Data shown>

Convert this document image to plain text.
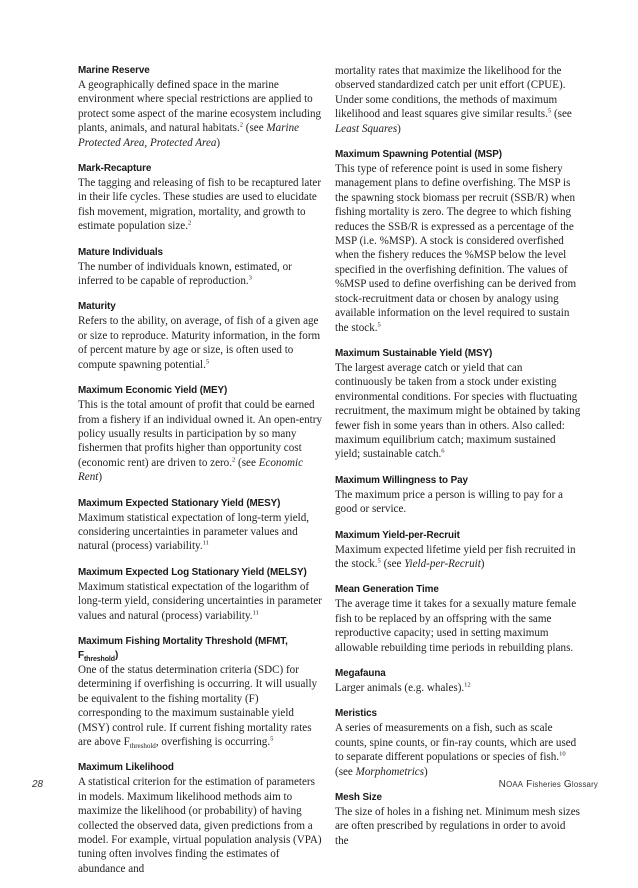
Marine Reserve

A geographically defined space in the marine environment where special restrictions are applied to protect some aspect of the marine ecosystem including plants, animals, and natural habitats.$^2$ (see Marine Protected Area, Protected Area)

Mark-Recapture

The tagging and releasing of fish to be recaptured later in their life cycles. These studies are used to elucidate fish movement, migration, mortality, and growth to estimate population size.$^2$

Mature Individuals

The number of individuals known, estimated, or inferred to be capable of reproduction.$^3$

Maturity

Refers to the ability, on average, of fish of a given age or size to reproduce. Maturity information, in the form of percent mature by age or size, is often used to compute spawning potential.$^5$

Maximum Economic Yield (MEY)

This is the total amount of profit that could be earned from a fishery if an individual owned it. An open-entry policy usually results in participation by so many fishermen that profits higher than opportunity cost (economic rent) are driven to zero.$^2$ (see Economic Rent)

Maximum Expected Stationary Yield (MESY)

Maximum statistical expectation of long-term yield, considering uncertainties in parameter values and natural (process) variability.$^{11}$

Maximum Expected Log Stationary Yield (MELSY)

Maximum statistical expectation of the logarithm of long-term yield, considering uncertainties in parameter values and natural (process) variability.$^{11}$

Maximum Fishing Mortality Threshold (MFMT, $F_{threshold}$)

One of the status determination criteria (SDC) for determining if overfishing is occurring. It will usually be equivalent to the fishing mortality (F) corresponding to the maximum sustainable yield (MSY) control rule. If current fishing mortality rates are above $F_{threshold}$, overfishing is occurring.$^5$

Maximum Likelihood

A statistical criterion for the estimation of parameters in models. Maximum likelihood methods aim to maximize the likelihood (or probability) of having collected the observed data, given predictions from a model. For example, virtual population analysis (VPA) tuning often involves finding the estimates of abundance and

mortality rates that maximize the likelihood for the observed standardized catch per unit effort (CPUE). Under some conditions, the methods of maximum likelihood and least squares give similar results.$^5$ (see Least Squares)

Maximum Spawning Potential (MSP)

This type of reference point is used in some fishery management plans to define overfishing. The MSP is the spawning stock biomass per recruit (SSB/R) when fishing mortality is zero. The degree to which fishing reduces the SSB/R is expressed as a percentage of the MSP (i.e. %MSP). A stock is considered overfished when the fishery reduces the %MSP below the level specified in the overfishing definition. The values of %MSP used to define overfishing can be derived from stock-recruitment data or chosen by analogy using available information on the level required to sustain the stock.$^5$

Maximum Sustainable Yield (MSY)

The largest average catch or yield that can continuously be taken from a stock under existing environmental conditions. For species with fluctuating recruitment, the maximum might be obtained by taking fewer fish in some years than in others. Also called: maximum equilibrium catch; maximum sustained yield; sustainable catch.$^6$

Maximum Willingness to Pay

The maximum price a person is willing to pay for a good or service.

Maximum Yield-per-Recruit

Maximum expected lifetime yield per fish recruited in the stock.$^5$ (see Yield-per-Recruit)

Mean Generation Time

The average time it takes for a sexually mature female fish to be replaced by an offspring with the same reproductive capacity; used in setting maximum allowable rebuilding time periods in rebuilding plans.

Megafauna

Larger animals (e.g. whales).$^{12}$

Meristics

A series of measurements on a fish, such as scale counts, spine counts, or fin-ray counts, which are used to separate different populations or species of fish.$^{10}$ (see Morphometrics)

Mesh Size

The size of holes in a fishing net. Minimum mesh sizes are often prescribed by regulations in order to avoid the

28	NOAA Fisheries Glossary
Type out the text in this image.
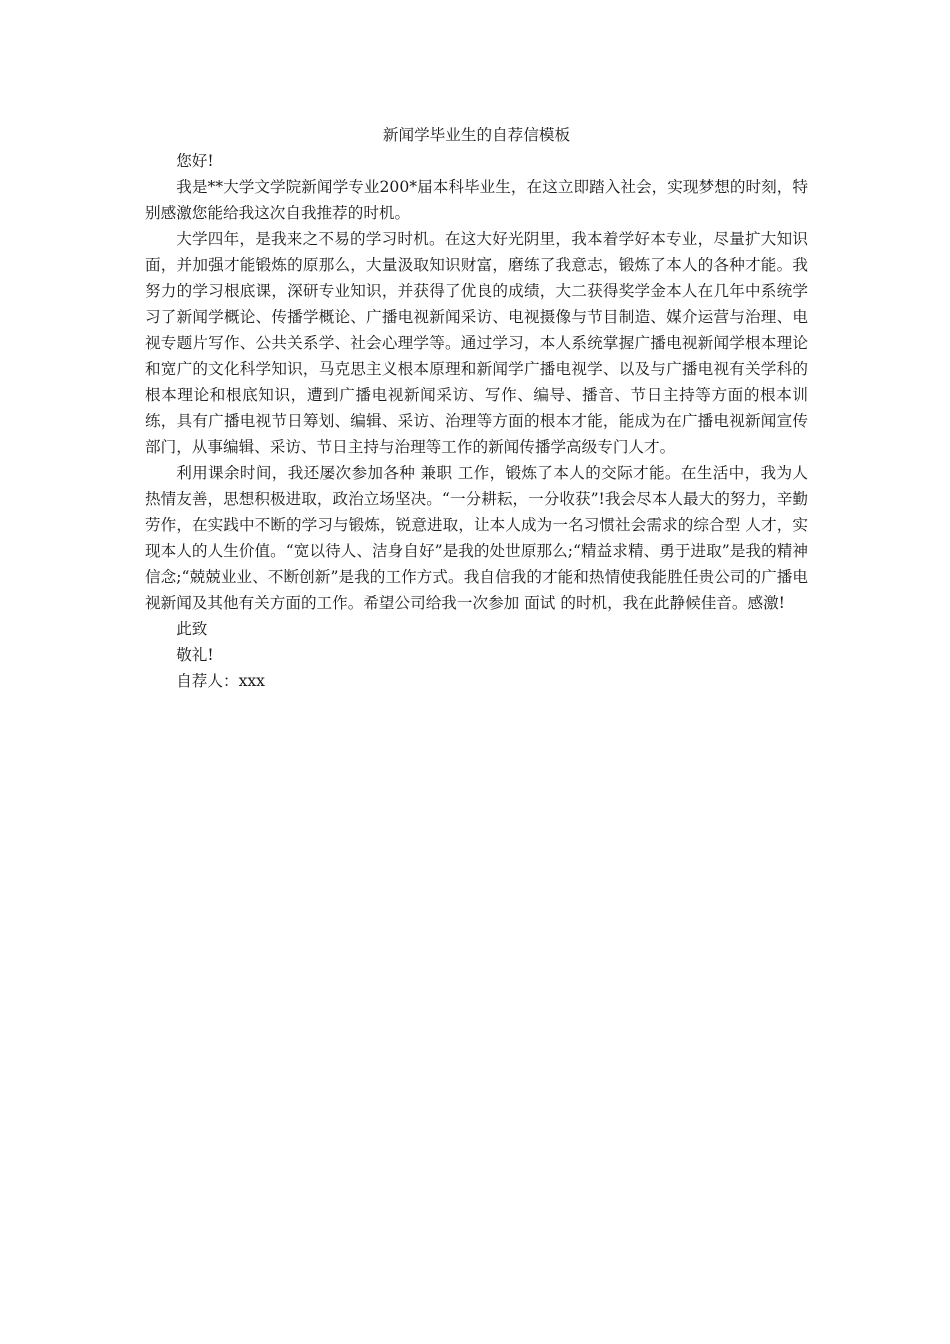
新闻学毕业生的自荐信模板

您好!

我是**大学文学院新闻学专业200*届本科毕业生，在这立即踏入社会，实现梦想的时刻，特别感激您能给我这次自我推荐的时机。

大学四年，是我来之不易的学习时机。在这大好光阴里，我本着学好本专业，尽量扩大知识面，并加强才能锻炼的原那么，大量汲取知识财富，磨练了我意志，锻炼了本人的各种才能。我努力的学习根底课，深研专业知识，并获得了优良的成绩，大二获得奖学金本人在几年中系统学习了新闻学概论、传播学概论、广播电视新闻采访、电视摄像与节目制造、媒介运营与治理、电视专题片写作、公共关系学、社会心理学等。通过学习，本人系统掌握广播电视新闻学根本理论和宽广的文化科学知识，马克思主义根本原理和新闻学广播电视学、以及与广播电视有关学科的根本理论和根底知识，遭到广播电视新闻采访、写作、编导、播音、节日主持等方面的根本训练，具有广播电视节日筹划、编辑、采访、治理等方面的根本才能，能成为在广播电视新闻宣传部门，从事编辑、采访、节日主持与治理等工作的新闻传播学高级专门人才。

利用课余时间，我还屡次参加各种 兼职 工作，锻炼了本人的交际才能。在生活中，我为人热情友善，思想积极进取，政治立场坚决。“一分耕耘，一分收获”!我会尽本人最大的努力，辛勤劳作，在实践中不断的学习与锻炼，锐意进取，让本人成为一名习惯社会需求的综合型 人才，实现本人的人生价值。“宽以待人、洁身自好”是我的处世原那么;“精益求精、勇于进取”是我的精神信念;“兢兢业业、不断创新”是我的工作方式。我自信我的才能和热情使我能胜任贵公司的广播电视新闻及其他有关方面的工作。希望公司给我一次参加 面试 的时机，我在此静候佳音。感激!

此致

敬礼!

自荐人：xxx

Required task> Extract every line of the data exactly; pictures stay out.

Exercise answer>
Convert this document image to plain text.
Marine Reserve

A geographically defined space in the marine environment where special restrictions are applied to protect some aspect of the marine ecosystem including plants, animals, and natural habitats.$^2$ (see Marine Protected Area, Protected Area)

Mark-Recapture

The tagging and releasing of fish to be recaptured later in their life cycles. These studies are used to elucidate fish movement, migration, mortality, and growth to estimate population size.$^2$

Mature Individuals

The number of individuals known, estimated, or inferred to be capable of reproduction.$^3$

Maturity

Refers to the ability, on average, of fish of a given age or size to reproduce. Maturity information, in the form of percent mature by age or size, is often used to compute spawning potential.$^5$

Maximum Economic Yield (MEY)

This is the total amount of profit that could be earned from a fishery if an individual owned it. An open-entry policy usually results in participation by so many fishermen that profits higher than opportunity cost (economic rent) are driven to zero.$^2$ (see Economic Rent)

Maximum Expected Stationary Yield (MESY)

Maximum statistical expectation of long-term yield, considering uncertainties in parameter values and natural (process) variability.$^{11}$

Maximum Expected Log Stationary Yield (MELSY)

Maximum statistical expectation of the logarithm of long-term yield, considering uncertainties in parameter values and natural (process) variability.$^{11}$

Maximum Fishing Mortality Threshold (MFMT, $F_{threshold}$)

One of the status determination criteria (SDC) for determining if overfishing is occurring. It will usually be equivalent to the fishing mortality (F) corresponding to the maximum sustainable yield (MSY) control rule. If current fishing mortality rates are above $F_{threshold}$, overfishing is occurring.$^5$

Maximum Likelihood

A statistical criterion for the estimation of parameters in models. Maximum likelihood methods aim to maximize the likelihood (or probability) of having collected the observed data, given predictions from a model. For example, virtual population analysis (VPA) tuning often involves finding the estimates of abundance and

mortality rates that maximize the likelihood for the observed standardized catch per unit effort (CPUE). Under some conditions, the methods of maximum likelihood and least squares give similar results.$^5$ (see Least Squares)

Maximum Spawning Potential (MSP)

This type of reference point is used in some fishery management plans to define overfishing. The MSP is the spawning stock biomass per recruit (SSB/R) when fishing mortality is zero. The degree to which fishing reduces the SSB/R is expressed as a percentage of the MSP (i.e. %MSP). A stock is considered overfished when the fishery reduces the %MSP below the level specified in the overfishing definition. The values of %MSP used to define overfishing can be derived from stock-recruitment data or chosen by analogy using available information on the level required to sustain the stock.$^5$

Maximum Sustainable Yield (MSY)

The largest average catch or yield that can continuously be taken from a stock under existing environmental conditions. For species with fluctuating recruitment, the maximum might be obtained by taking fewer fish in some years than in others. Also called: maximum equilibrium catch; maximum sustained yield; sustainable catch.$^6$

Maximum Willingness to Pay

The maximum price a person is willing to pay for a good or service.

Maximum Yield-per-Recruit

Maximum expected lifetime yield per fish recruited in the stock.$^5$ (see Yield-per-Recruit)

Mean Generation Time

The average time it takes for a sexually mature female fish to be replaced by an offspring with the same reproductive capacity; used in setting maximum allowable rebuilding time periods in rebuilding plans.

Megafauna

Larger animals (e.g. whales).$^{12}$

Meristics

A series of measurements on a fish, such as scale counts, spine counts, or fin-ray counts, which are used to separate different populations or species of fish.$^{10}$ (see Morphometrics)

Mesh Size

The size of holes in a fishing net. Minimum mesh sizes are often prescribed by regulations in order to avoid the

28	NOAA Fisheries Glossary
Type out the text in this image.
新闻学毕业生的自荐信模板

您好!

我是**大学文学院新闻学专业200*届本科毕业生，在这立即踏入社会，实现梦想的时刻，特别感激您能给我这次自我推荐的时机。

大学四年，是我来之不易的学习时机。在这大好光阴里，我本着学好本专业，尽量扩大知识面，并加强才能锻炼的原那么，大量汲取知识财富，磨练了我意志，锻炼了本人的各种才能。我努力的学习根底课，深研专业知识，并获得了优良的成绩，大二获得奖学金本人在几年中系统学习了新闻学概论、传播学概论、广播电视新闻采访、电视摄像与节目制造、媒介运营与治理、电视专题片写作、公共关系学、社会心理学等。通过学习，本人系统掌握广播电视新闻学根本理论和宽广的文化科学知识，马克思主义根本原理和新闻学广播电视学、以及与广播电视有关学科的根本理论和根底知识，遭到广播电视新闻采访、写作、编导、播音、节日主持等方面的根本训练，具有广播电视节日筹划、编辑、采访、治理等方面的根本才能，能成为在广播电视新闻宣传部门，从事编辑、采访、节日主持与治理等工作的新闻传播学高级专门人才。

利用课余时间，我还屡次参加各种 兼职 工作，锻炼了本人的交际才能。在生活中，我为人热情友善，思想积极进取，政治立场坚决。“一分耕耘，一分收获”!我会尽本人最大的努力，辛勤劳作，在实践中不断的学习与锻炼，锐意进取，让本人成为一名习惯社会需求的综合型 人才，实现本人的人生价值。“宽以待人、洁身自好”是我的处世原那么;“精益求精、勇于进取”是我的精神信念;“兢兢业业、不断创新”是我的工作方式。我自信我的才能和热情使我能胜任贵公司的广播电视新闻及其他有关方面的工作。希望公司给我一次参加 面试 的时机，我在此静候佳音。感激!

此致

敬礼!

自荐人：xxx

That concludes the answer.